● WHAT TO DO: In the entries, find all lines that hold the word "ENTER" and copy them.
****
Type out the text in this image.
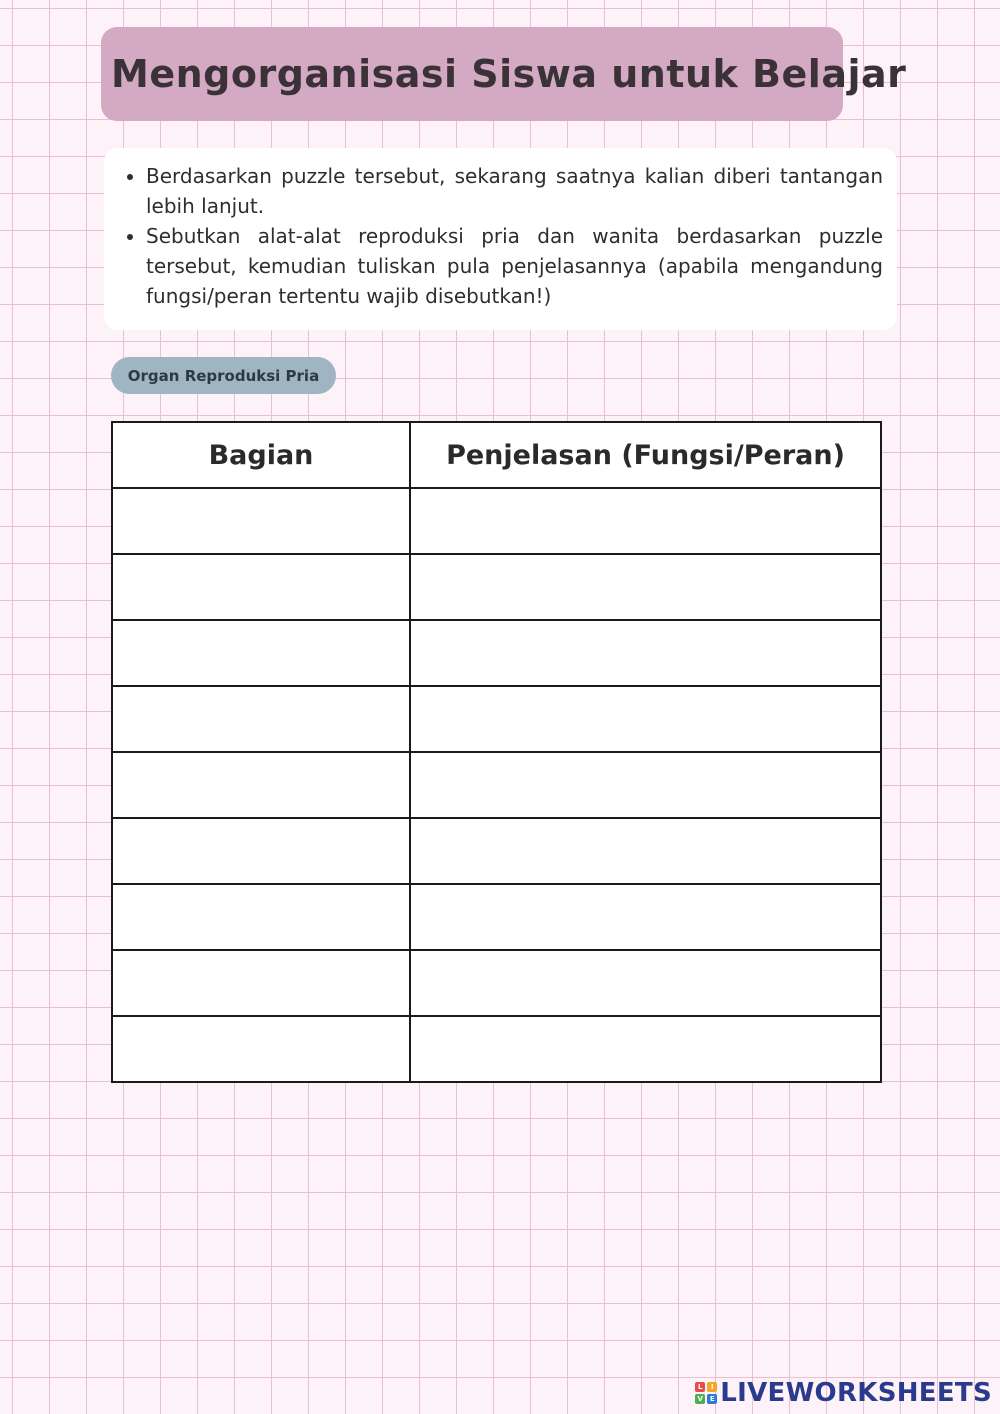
Mengorganisasi Siswa untuk Belajar
• Berdasarkan puzzle tersebut, sekarang saatnya kalian diberi tantangan lebih lanjut.
• Sebutkan alat-alat reproduksi pria dan wanita berdasarkan puzzle tersebut, kemudian tuliskan pula penjelasannya (apabila mengandung fungsi/peran tertentu wajib disebutkan!)
Organ Reproduksi Pria
Bagian	Penjelasan (Fungsi/Peran)

L	I
V E LIVEWORKSHEETS
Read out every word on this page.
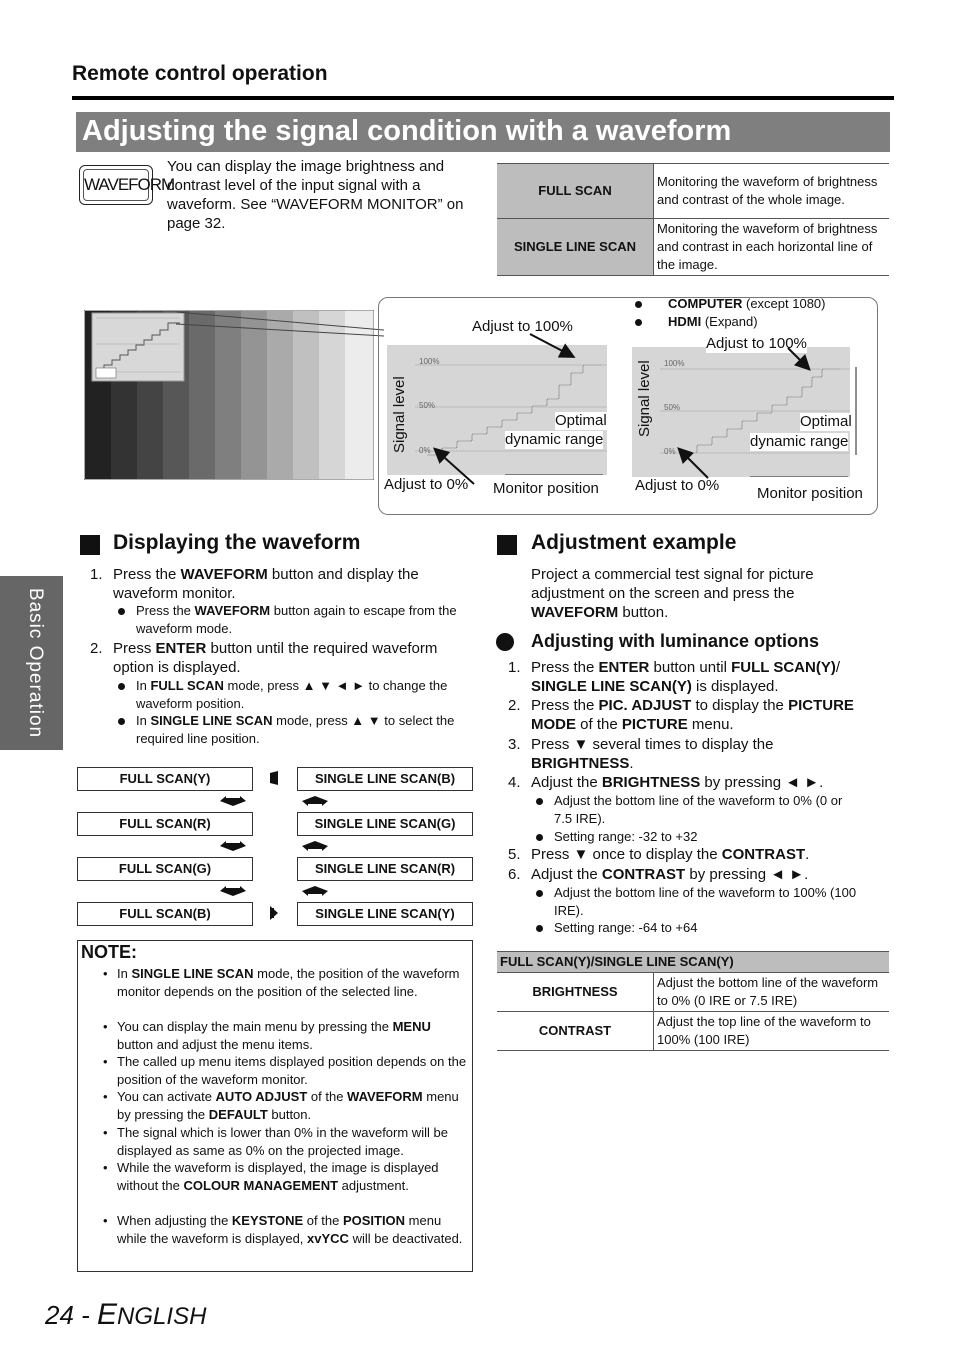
Remote control operation
Adjusting the signal condition with a waveform
WAVEFORM
You can display the image brightness and contrast level of the input signal with a waveform. See “WAVEFORM MONITOR” on page 32.
FULL SCAN	Monitoring the waveform of brightness and contrast of the whole image.
SINGLE LINE SCAN	Monitoring the waveform of brightness and contrast in each horizontal line of the image.
Basic Operation
COMPUTER (except 1080)
HDMI (Expand)
100%
50%
0%
Adjust to 100%
Signal level	Optimal
dynamic range
Adjust to 0% Monitor position
100%
50%
0%
Adjust to 100%
Signal level	Optimal
dynamic range
Adjust to 0%	Monitor position
Displaying the waveform
1. Press the WAVEFORM button and display the waveform monitor.
Press the WAVEFORM button again to escape from the waveform mode.
2. Press ENTER button until the required waveform option is displayed.
In FULL SCAN mode, press ▲ ▼ ◄ ► to change the waveform position.
In SINGLE LINE SCAN mode, press ▲ ▼ to select the required line position.
FULL SCAN(Y)
FULL SCAN(R)
FULL SCAN(G)
FULL SCAN(B)
SINGLE LINE SCAN(B)
SINGLE LINE SCAN(G)
SINGLE LINE SCAN(R)
SINGLE LINE SCAN(Y)
NOTE:
• In SINGLE LINE SCAN mode, the position of the waveform monitor depends on the position of the selected line.
• You can display the main menu by pressing the MENU button and adjust the menu items.
• The called up menu items displayed position depends on the position of the waveform monitor.
• You can activate AUTO ADJUST of the WAVEFORM menu by pressing the DEFAULT button.
• The signal which is lower than 0% in the waveform will be displayed as same as 0% on the projected image.
• While the waveform is displayed, the image is displayed without the COLOUR MANAGEMENT adjustment.
• When adjusting the KEYSTONE of the POSITION menu while the waveform is displayed, xvYCC will be deactivated.
Adjustment example
Project a commercial test signal for picture adjustment on the screen and press the WAVEFORM button.
Adjusting with luminance options
1. Press the ENTER button until FULL SCAN(Y)/
SINGLE LINE SCAN(Y) is displayed.
2. Press the PIC. ADJUST to display the PICTURE MODE of the PICTURE menu.
3. Press ▼ several times to display the BRIGHTNESS.
4. Adjust the BRIGHTNESS by pressing ◄ ►.
Adjust the bottom line of the waveform to 0% (0 or 7.5 IRE).
Setting range: -32 to +32
5. Press ▼ once to display the CONTRAST.
6. Adjust the CONTRAST by pressing ◄ ►.
Adjust the bottom line of the waveform to 100% (100 IRE).
Setting range: -64 to +64
FULL SCAN(Y)/SINGLE LINE SCAN(Y)	
BRIGHTNESS	Adjust the bottom line of the waveform to 0% (0 IRE or 7.5 IRE)
CONTRAST	Adjust the top line of the waveform to 100% (100 IRE)
24 - ENGLISH
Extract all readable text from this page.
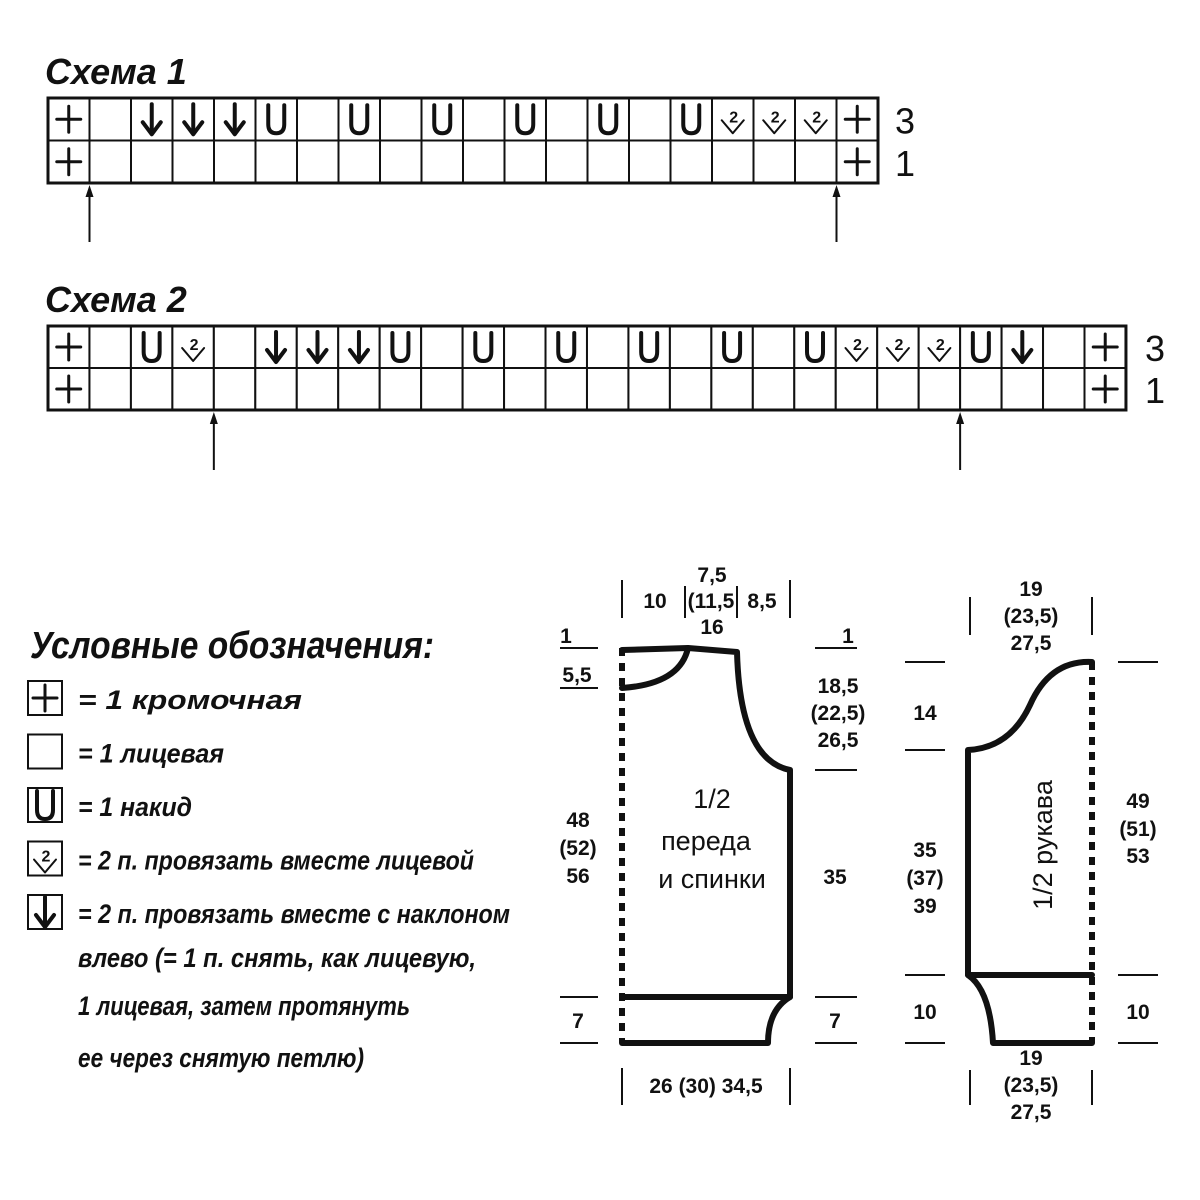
Схема 1
Схема 2
2 2 2 3
1
2	2 2 2	3
1
Условные обозначения:
= 1 кромочная
= 1 лицевая
= 1 накид
2 = 2 п. провязать вместе лицевой
= 2 п. провязать вместе с наклоном
влево (= 1 п. снять, как лицевую,
1 лицевая, затем протянуть
ее через снятую петлю)
10
7,5
(11,5
16
8,5
1
5,5
48
(52)
56
7
1
18,5
(22,5)
26,5
35
7
26 (30) 34,5
1/2
переда
и спинки
19
(23,5)
27,5
14
35
(37)
39
10
49
(51)
53
10
19
(23,5)
27,5
1/2 рукава
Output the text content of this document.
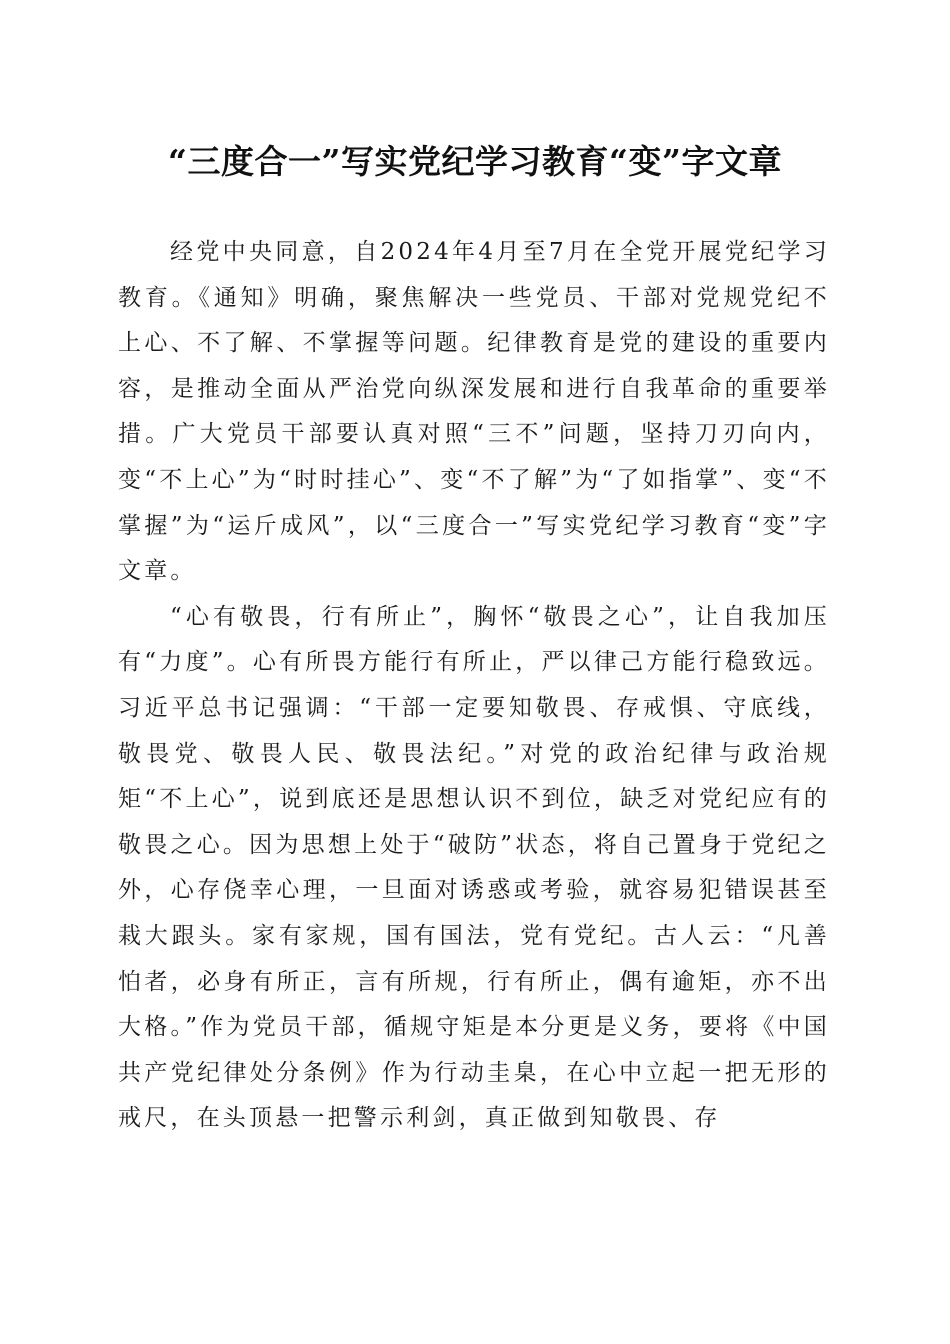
“三度合一”写实党纪学习教育“变”字文章

经党中央同意，自2024年4月至7月在全党开展党纪学习教育。《通知》明确，聚焦解决一些党员、干部对党规党纪不上心、不了解、不掌握等问题。纪律教育是党的建设的重要内容，是推动全面从严治党向纵深发展和进行自我革命的重要举措。广大党员干部要认真对照“三不”问题，坚持刀刃向内，变“不上心”为“时时挂心”、变“不了解”为“了如指掌”、变“不掌握”为“运斤成风”，以“三度合一”写实党纪学习教育“变”字文章。

“心有敬畏，行有所止”，胸怀“敬畏之心”，让自我加压有“力度”。心有所畏方能行有所止，严以律己方能行稳致远。习近平总书记强调：“干部一定要知敬畏、存戒惧、守底线，敬畏党、敬畏人民、敬畏法纪。”对党的政治纪律与政治规矩“不上心”，说到底还是思想认识不到位，缺乏对党纪应有的敬畏之心。因为思想上处于“破防”状态，将自己置身于党纪之外，心存侥幸心理，一旦面对诱惑或考验，就容易犯错误甚至栽大跟头。家有家规，国有国法，党有党纪。古人云：“凡善怕者，必身有所正，言有所规，行有所止，偶有逾矩，亦不出大格。”作为党员干部，循规守矩是本分更是义务，要将《中国共产党纪律处分条例》作为行动圭臬，在心中立起一把无形的戒尺，在头顶悬一把警示利剑，真正做到知敬畏、存
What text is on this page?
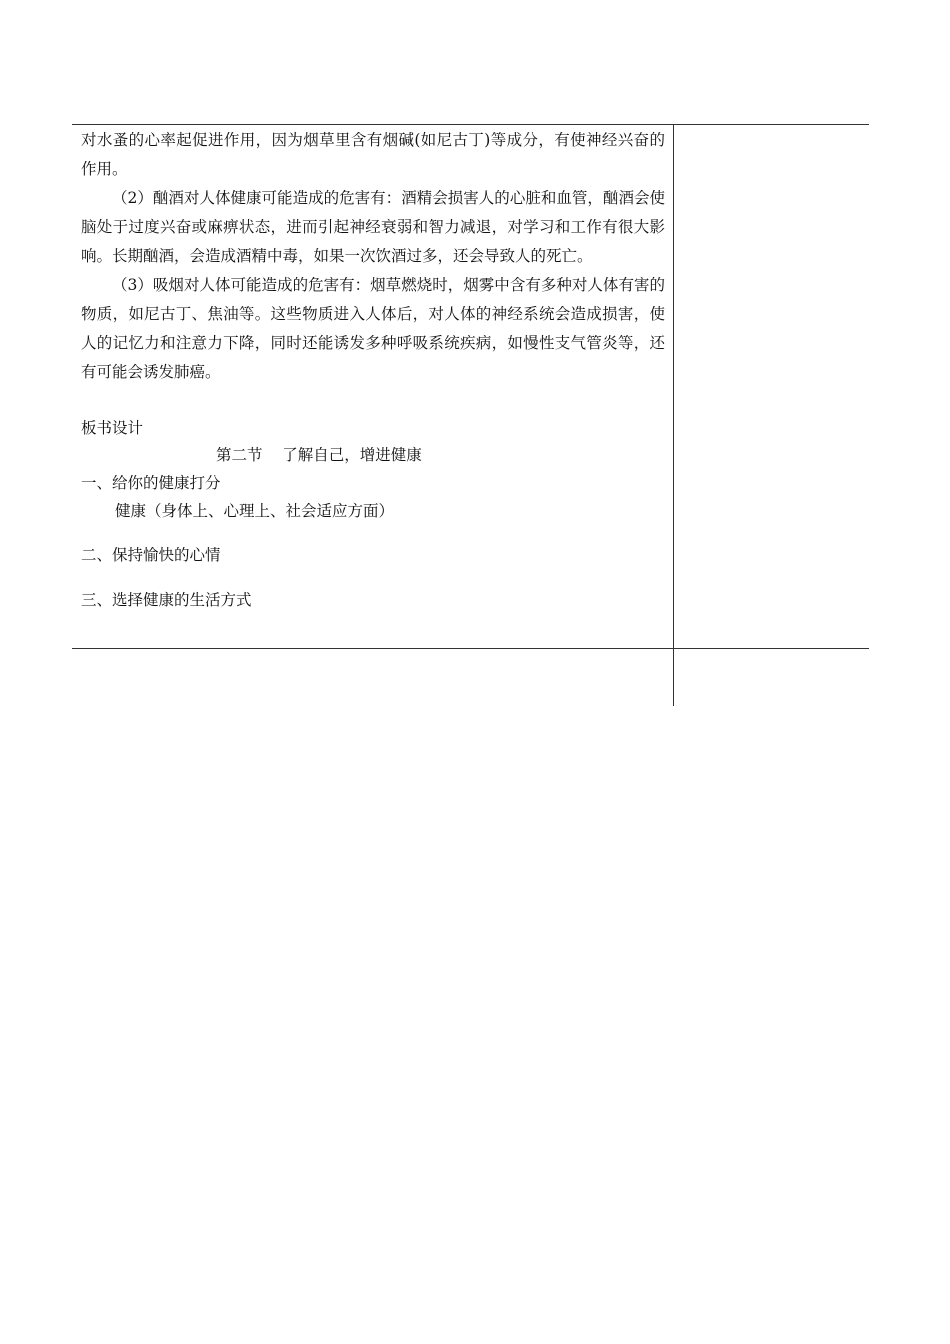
对水蚤的心率起促进作用，因为烟草里含有烟碱(如尼古丁)等成分，有使神经兴奋的作用。

（2）酗酒对人体健康可能造成的危害有：酒精会损害人的心脏和血管，酗酒会使脑处于过度兴奋或麻痹状态，进而引起神经衰弱和智力减退，对学习和工作有很大影响。长期酗酒，会造成酒精中毒，如果一次饮酒过多，还会导致人的死亡。

（3）吸烟对人体可能造成的危害有：烟草燃烧时，烟雾中含有多种对人体有害的物质，如尼古丁、焦油等。这些物质进入人体后，对人体的神经系统会造成损害，使人的记忆力和注意力下降，同时还能诱发多种呼吸系统疾病，如慢性支气管炎等，还有可能会诱发肺癌。

板书设计

第二节    了解自己，增进健康

一、给你的健康打分

健康（身体上、心理上、社会适应方面）

二、保持愉快的心情

三、选择健康的生活方式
****
● OUTPUT:
2. Press ENTER button until the required waveform option is displayed.
1. Press the ENTER button until FULL SCAN(Y)/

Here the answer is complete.